*SHORT PROBLEM*
Retype the material that follows, keeping every word as it is.

+++ WORKING DATA +++

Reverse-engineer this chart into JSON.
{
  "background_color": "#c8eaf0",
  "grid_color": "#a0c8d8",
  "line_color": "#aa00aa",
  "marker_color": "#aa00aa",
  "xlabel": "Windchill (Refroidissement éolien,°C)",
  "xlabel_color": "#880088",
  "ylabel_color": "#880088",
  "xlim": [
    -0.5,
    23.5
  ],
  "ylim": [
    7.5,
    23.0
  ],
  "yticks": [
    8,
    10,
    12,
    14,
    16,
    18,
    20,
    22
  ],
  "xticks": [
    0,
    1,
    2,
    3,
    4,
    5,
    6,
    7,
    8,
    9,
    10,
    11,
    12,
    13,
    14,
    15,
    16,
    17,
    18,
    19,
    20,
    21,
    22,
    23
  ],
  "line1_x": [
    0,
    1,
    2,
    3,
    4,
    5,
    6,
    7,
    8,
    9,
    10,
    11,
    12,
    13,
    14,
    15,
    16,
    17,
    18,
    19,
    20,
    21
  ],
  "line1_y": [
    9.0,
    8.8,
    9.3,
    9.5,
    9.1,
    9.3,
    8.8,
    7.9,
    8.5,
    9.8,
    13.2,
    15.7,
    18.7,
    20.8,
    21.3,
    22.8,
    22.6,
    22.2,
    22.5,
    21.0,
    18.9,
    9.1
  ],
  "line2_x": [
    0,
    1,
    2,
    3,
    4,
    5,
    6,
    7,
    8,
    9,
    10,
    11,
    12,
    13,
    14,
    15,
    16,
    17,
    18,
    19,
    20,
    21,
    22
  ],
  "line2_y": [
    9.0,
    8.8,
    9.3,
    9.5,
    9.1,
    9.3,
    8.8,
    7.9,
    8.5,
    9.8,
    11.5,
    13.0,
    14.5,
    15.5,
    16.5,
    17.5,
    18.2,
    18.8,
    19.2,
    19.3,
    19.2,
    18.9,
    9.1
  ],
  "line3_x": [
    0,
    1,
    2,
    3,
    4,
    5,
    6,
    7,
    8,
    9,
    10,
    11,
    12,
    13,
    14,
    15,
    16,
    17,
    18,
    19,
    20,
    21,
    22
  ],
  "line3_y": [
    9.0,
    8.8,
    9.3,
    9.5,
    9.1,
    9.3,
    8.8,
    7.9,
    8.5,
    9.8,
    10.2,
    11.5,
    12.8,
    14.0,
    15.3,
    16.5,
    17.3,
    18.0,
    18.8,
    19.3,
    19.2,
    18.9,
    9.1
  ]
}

+++

*EXERCISE SOLUTION*
Reverse-engineer this chart into JSON.
{
  "background_color": "#c8eaf0",
  "grid_color": "#a0c8d8",
  "line_color": "#aa00aa",
  "marker_color": "#aa00aa",
  "xlabel": "Windchill (Refroidissement éolien,°C)",
  "xlabel_color": "#880088",
  "ylabel_color": "#880088",
  "xlim": [
    -0.5,
    23.5
  ],
  "ylim": [
    7.5,
    23.0
  ],
  "yticks": [
    8,
    10,
    12,
    14,
    16,
    18,
    20,
    22
  ],
  "xticks": [
    0,
    1,
    2,
    3,
    4,
    5,
    6,
    7,
    8,
    9,
    10,
    11,
    12,
    13,
    14,
    15,
    16,
    17,
    18,
    19,
    20,
    21,
    22,
    23
  ],
  "line1_x": [
    0,
    1,
    2,
    3,
    4,
    5,
    6,
    7,
    8,
    9,
    10,
    11,
    12,
    13,
    14,
    15,
    16,
    17,
    18,
    19,
    20,
    21
  ],
  "line1_y": [
    9.0,
    8.8,
    9.3,
    9.5,
    9.1,
    9.3,
    8.8,
    7.9,
    8.5,
    9.8,
    13.2,
    15.7,
    18.7,
    20.8,
    21.3,
    22.8,
    22.6,
    22.2,
    22.5,
    21.0,
    18.9,
    9.1
  ],
  "line2_x": [
    0,
    1,
    2,
    3,
    4,
    5,
    6,
    7,
    8,
    9,
    10,
    11,
    12,
    13,
    14,
    15,
    16,
    17,
    18,
    19,
    20,
    21,
    22
  ],
  "line2_y": [
    9.0,
    8.8,
    9.3,
    9.5,
    9.1,
    9.3,
    8.8,
    7.9,
    8.5,
    9.8,
    11.5,
    13.0,
    14.5,
    15.5,
    16.5,
    17.5,
    18.2,
    18.8,
    19.2,
    19.3,
    19.2,
    18.9,
    9.1
  ],
  "line3_x": [
    0,
    1,
    2,
    3,
    4,
    5,
    6,
    7,
    8,
    9,
    10,
    11,
    12,
    13,
    14,
    15,
    16,
    17,
    18,
    19,
    20,
    21,
    22
  ],
  "line3_y": [
    9.0,
    8.8,
    9.3,
    9.5,
    9.1,
    9.3,
    8.8,
    7.9,
    8.5,
    9.8,
    10.2,
    11.5,
    12.8,
    14.0,
    15.3,
    16.5,
    17.3,
    18.0,
    18.8,
    19.3,
    19.2,
    18.9,
    9.1
  ]
}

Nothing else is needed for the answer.